◆ **PROBLEM DETAILS**:
Using the material that follows, identify and copy each line with the string "this".

◆ **AVAILABLE DATA**:
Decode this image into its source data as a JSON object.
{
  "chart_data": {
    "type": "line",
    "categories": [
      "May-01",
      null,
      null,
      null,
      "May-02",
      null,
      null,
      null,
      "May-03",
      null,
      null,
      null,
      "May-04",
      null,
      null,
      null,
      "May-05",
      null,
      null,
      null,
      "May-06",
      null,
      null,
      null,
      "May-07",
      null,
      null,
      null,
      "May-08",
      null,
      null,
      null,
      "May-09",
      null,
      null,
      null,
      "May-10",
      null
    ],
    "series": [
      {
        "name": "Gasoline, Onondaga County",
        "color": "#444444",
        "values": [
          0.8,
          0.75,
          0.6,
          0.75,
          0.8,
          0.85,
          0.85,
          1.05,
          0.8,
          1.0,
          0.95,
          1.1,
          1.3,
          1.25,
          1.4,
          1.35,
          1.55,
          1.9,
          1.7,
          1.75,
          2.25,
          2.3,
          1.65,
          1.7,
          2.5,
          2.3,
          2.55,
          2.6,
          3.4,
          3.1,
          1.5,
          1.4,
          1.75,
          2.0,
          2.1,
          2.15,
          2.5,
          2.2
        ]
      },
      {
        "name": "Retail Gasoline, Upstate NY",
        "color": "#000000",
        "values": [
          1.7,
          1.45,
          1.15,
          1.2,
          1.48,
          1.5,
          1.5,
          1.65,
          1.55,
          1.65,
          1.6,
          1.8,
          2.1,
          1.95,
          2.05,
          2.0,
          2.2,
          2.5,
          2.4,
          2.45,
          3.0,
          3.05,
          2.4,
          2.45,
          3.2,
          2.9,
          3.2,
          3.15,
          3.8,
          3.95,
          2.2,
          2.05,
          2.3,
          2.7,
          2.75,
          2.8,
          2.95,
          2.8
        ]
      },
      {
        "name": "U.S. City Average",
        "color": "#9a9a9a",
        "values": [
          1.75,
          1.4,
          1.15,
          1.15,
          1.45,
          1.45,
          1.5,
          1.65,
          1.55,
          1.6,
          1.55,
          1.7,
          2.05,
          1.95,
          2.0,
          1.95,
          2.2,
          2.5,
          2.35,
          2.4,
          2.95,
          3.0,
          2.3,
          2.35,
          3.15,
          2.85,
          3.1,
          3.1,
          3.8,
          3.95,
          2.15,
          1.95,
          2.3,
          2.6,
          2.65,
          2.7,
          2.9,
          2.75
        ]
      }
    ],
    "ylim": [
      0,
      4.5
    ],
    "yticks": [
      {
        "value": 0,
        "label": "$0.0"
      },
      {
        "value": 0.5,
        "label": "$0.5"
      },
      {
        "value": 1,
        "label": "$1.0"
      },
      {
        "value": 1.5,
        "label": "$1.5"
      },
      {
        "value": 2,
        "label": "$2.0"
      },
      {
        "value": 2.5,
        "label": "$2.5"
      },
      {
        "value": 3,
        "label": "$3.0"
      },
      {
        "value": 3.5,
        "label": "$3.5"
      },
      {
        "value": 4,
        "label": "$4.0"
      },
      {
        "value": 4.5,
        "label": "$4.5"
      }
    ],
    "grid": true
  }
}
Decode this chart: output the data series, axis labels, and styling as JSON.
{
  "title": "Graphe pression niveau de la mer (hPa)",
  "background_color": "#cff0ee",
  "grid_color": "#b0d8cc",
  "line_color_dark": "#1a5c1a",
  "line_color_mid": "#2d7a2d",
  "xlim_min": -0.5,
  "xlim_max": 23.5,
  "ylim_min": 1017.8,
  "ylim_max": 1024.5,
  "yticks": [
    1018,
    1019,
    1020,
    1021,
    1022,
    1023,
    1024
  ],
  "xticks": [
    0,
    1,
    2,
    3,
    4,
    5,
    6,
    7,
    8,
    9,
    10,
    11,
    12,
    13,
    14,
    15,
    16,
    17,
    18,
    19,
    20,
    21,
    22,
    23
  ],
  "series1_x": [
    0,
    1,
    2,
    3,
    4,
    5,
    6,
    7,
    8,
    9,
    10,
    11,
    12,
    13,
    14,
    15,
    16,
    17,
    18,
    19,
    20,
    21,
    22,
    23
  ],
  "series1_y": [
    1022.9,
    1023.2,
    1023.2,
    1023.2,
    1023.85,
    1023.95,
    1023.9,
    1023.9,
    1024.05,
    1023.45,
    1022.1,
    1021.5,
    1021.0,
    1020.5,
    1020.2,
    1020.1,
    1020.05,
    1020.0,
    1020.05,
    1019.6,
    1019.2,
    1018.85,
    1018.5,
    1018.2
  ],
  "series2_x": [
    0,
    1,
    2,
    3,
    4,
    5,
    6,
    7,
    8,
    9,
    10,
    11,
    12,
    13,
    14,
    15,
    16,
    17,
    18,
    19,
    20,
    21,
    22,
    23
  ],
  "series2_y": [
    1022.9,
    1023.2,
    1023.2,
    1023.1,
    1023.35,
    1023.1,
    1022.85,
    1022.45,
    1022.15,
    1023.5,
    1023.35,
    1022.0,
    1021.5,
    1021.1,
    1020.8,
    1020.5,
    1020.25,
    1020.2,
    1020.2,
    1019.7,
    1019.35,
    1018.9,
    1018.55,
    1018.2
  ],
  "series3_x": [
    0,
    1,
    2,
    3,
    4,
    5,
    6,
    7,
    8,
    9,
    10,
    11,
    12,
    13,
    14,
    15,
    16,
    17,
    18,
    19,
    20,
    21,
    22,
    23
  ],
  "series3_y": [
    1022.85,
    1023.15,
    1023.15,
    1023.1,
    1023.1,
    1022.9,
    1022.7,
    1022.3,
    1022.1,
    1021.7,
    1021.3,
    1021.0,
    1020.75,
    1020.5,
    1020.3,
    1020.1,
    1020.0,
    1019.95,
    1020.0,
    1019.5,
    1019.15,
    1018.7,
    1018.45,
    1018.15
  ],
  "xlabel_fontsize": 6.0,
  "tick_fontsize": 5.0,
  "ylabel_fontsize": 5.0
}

◆ **WRITTEN RESPONSE**:
Decode this image into its source data as a JSON object.
Decode this chart: output the data series, axis labels, and styling as JSON.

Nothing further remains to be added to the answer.